• **DIRECTIONS FOR THIS TASK**: Filter this material down to the lines that hold "JSON", copying each one.

• **PROVIDED DATA**:
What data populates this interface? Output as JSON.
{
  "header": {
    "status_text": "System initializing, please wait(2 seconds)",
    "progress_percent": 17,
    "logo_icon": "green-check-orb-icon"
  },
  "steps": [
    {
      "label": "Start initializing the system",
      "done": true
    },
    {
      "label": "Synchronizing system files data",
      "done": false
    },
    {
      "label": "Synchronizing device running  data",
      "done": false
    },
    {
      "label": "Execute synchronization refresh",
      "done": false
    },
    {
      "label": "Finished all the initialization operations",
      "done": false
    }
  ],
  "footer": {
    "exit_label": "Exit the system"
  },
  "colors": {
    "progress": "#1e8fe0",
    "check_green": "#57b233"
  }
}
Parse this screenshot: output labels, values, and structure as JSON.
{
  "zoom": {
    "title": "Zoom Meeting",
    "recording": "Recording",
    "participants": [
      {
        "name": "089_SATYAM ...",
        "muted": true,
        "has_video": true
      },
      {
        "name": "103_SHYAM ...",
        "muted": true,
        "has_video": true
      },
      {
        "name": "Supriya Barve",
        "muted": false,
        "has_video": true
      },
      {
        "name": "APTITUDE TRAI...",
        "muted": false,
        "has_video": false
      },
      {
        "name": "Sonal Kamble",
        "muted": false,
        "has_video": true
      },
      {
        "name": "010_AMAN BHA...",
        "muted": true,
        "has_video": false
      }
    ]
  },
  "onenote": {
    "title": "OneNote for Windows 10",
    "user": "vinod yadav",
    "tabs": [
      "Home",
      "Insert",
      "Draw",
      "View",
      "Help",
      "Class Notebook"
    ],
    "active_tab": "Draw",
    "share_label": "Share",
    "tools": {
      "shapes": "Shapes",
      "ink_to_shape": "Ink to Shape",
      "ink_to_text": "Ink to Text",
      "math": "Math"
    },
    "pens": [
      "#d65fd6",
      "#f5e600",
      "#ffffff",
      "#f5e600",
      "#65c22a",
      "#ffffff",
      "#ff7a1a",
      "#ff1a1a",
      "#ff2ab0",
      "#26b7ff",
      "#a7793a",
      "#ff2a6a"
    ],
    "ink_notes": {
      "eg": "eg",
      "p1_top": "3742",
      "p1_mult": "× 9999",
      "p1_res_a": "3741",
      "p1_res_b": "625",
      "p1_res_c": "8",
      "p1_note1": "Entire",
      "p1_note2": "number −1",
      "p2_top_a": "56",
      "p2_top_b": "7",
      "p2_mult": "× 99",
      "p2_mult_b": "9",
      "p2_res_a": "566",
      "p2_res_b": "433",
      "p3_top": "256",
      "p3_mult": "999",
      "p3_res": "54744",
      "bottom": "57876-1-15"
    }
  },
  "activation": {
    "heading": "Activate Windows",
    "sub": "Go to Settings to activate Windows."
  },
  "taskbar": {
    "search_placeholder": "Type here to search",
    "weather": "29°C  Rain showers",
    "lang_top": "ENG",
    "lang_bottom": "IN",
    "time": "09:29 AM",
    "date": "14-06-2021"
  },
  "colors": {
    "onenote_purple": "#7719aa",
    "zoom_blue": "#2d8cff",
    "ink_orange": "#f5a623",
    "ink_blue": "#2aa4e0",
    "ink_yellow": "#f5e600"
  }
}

• **OUTPUT OF THE EXERCISE**:
What data populates this interface? Output as JSON.
Parse this screenshot: output labels, values, and structure as JSON.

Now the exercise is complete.